REQUIRED TASK
Transcribe every record that appears below, exactly and in full.

## Begin DATA SECTION

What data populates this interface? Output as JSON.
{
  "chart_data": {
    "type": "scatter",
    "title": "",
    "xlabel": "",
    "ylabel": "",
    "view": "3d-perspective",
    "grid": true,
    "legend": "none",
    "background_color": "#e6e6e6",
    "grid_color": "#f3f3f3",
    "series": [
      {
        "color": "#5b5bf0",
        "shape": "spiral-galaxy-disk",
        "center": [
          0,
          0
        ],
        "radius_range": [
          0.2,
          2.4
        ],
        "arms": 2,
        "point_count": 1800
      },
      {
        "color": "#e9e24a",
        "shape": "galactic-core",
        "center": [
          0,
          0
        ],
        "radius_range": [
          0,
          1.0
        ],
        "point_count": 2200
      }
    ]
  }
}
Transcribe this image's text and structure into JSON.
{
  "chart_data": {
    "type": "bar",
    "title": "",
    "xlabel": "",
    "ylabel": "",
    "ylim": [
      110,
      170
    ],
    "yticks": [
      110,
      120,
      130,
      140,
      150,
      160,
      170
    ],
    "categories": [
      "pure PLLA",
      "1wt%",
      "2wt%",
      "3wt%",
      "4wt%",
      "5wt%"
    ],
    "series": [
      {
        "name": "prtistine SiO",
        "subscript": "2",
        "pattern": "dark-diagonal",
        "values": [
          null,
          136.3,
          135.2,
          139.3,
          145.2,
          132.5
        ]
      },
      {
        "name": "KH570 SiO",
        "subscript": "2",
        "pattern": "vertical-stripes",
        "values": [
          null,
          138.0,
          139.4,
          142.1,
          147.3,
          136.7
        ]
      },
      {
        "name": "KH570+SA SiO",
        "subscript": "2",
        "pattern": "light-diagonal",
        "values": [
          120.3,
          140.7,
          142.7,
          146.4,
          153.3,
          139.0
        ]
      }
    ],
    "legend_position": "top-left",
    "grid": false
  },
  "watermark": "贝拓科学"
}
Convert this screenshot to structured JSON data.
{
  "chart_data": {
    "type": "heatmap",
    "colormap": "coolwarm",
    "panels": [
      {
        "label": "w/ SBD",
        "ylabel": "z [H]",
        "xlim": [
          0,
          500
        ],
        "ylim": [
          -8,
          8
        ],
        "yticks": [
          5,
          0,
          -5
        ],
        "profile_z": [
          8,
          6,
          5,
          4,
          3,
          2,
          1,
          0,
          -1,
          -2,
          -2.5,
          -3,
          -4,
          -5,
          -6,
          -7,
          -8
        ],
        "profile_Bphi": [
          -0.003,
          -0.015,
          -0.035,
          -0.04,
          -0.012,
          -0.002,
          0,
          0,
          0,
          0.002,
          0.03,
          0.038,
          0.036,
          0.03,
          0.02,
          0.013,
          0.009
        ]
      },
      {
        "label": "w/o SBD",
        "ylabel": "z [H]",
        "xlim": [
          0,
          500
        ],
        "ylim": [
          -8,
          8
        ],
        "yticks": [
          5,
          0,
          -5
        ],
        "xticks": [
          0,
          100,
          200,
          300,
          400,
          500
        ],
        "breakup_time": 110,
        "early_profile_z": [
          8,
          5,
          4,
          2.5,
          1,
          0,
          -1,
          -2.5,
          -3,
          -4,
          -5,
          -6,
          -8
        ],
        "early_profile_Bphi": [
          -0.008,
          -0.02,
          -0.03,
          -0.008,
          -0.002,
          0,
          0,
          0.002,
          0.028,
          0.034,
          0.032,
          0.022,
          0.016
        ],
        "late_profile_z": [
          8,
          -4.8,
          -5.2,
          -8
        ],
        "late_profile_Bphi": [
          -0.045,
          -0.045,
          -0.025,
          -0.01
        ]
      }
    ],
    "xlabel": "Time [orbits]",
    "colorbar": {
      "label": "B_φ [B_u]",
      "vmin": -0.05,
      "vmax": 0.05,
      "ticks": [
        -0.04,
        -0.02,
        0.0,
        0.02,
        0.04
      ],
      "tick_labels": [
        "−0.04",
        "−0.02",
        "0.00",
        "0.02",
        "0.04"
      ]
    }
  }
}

## End DATA SECTION

REPLY
What data populates this interface? Output as JSON.
{
  "chart_data": {
    "type": "scatter",
    "title": "",
    "xlabel": "",
    "ylabel": "",
    "view": "3d-perspective",
    "grid": true,
    "legend": "none",
    "background_color": "#e6e6e6",
    "grid_color": "#f3f3f3",
    "series": [
      {
        "color": "#5b5bf0",
        "shape": "spiral-galaxy-disk",
        "center": [
          0,
          0
        ],
        "radius_range": [
          0.2,
          2.4
        ],
        "arms": 2,
        "point_count": 1800
      },
      {
        "color": "#e9e24a",
        "shape": "galactic-core",
        "center": [
          0,
          0
        ],
        "radius_range": [
          0,
          1.0
        ],
        "point_count": 2200
      }
    ]
  }
}
Transcribe this image's text and structure into JSON.
{
  "chart_data": {
    "type": "bar",
    "title": "",
    "xlabel": "",
    "ylabel": "",
    "ylim": [
      110,
      170
    ],
    "yticks": [
      110,
      120,
      130,
      140,
      150,
      160,
      170
    ],
    "categories": [
      "pure PLLA",
      "1wt%",
      "2wt%",
      "3wt%",
      "4wt%",
      "5wt%"
    ],
    "series": [
      {
        "name": "prtistine SiO",
        "subscript": "2",
        "pattern": "dark-diagonal",
        "values": [
          null,
          136.3,
          135.2,
          139.3,
          145.2,
          132.5
        ]
      },
      {
        "name": "KH570 SiO",
        "subscript": "2",
        "pattern": "vertical-stripes",
        "values": [
          null,
          138.0,
          139.4,
          142.1,
          147.3,
          136.7
        ]
      },
      {
        "name": "KH570+SA SiO",
        "subscript": "2",
        "pattern": "light-diagonal",
        "values": [
          120.3,
          140.7,
          142.7,
          146.4,
          153.3,
          139.0
        ]
      }
    ],
    "legend_position": "top-left",
    "grid": false
  },
  "watermark": "贝拓科学"
}
Convert this screenshot to structured JSON data.
{
  "chart_data": {
    "type": "heatmap",
    "colormap": "coolwarm",
    "panels": [
      {
        "label": "w/ SBD",
        "ylabel": "z [H]",
        "xlim": [
          0,
          500
        ],
        "ylim": [
          -8,
          8
        ],
        "yticks": [
          5,
          0,
          -5
        ],
        "profile_z": [
          8,
          6,
          5,
          4,
          3,
          2,
          1,
          0,
          -1,
          -2,
          -2.5,
          -3,
          -4,
          -5,
          -6,
          -7,
          -8
        ],
        "profile_Bphi": [
          -0.003,
          -0.015,
          -0.035,
          -0.04,
          -0.012,
          -0.002,
          0,
          0,
          0,
          0.002,
          0.03,
          0.038,
          0.036,
          0.03,
          0.02,
          0.013,
          0.009
        ]
      },
      {
        "label": "w/o SBD",
        "ylabel": "z [H]",
        "xlim": [
          0,
          500
        ],
        "ylim": [
          -8,
          8
        ],
        "yticks": [
          5,
          0,
          -5
        ],
        "xticks": [
          0,
          100,
          200,
          300,
          400,
          500
        ],
        "breakup_time": 110,
        "early_profile_z": [
          8,
          5,
          4,
          2.5,
          1,
          0,
          -1,
          -2.5,
          -3,
          -4,
          -5,
          -6,
          -8
        ],
        "early_profile_Bphi": [
          -0.008,
          -0.02,
          -0.03,
          -0.008,
          -0.002,
          0,
          0,
          0.002,
          0.028,
          0.034,
          0.032,
          0.022,
          0.016
        ],
        "late_profile_z": [
          8,
          -4.8,
          -5.2,
          -8
        ],
        "late_profile_Bphi": [
          -0.045,
          -0.045,
          -0.025,
          -0.01
        ]
      }
    ],
    "xlabel": "Time [orbits]",
    "colorbar": {
      "label": "B_φ [B_u]",
      "vmin": -0.05,
      "vmax": 0.05,
      "ticks": [
        -0.04,
        -0.02,
        0.0,
        0.02,
        0.04
      ],
      "tick_labels": [
        "−0.04",
        "−0.02",
        "0.00",
        "0.02",
        "0.04"
      ]
    }
  }
}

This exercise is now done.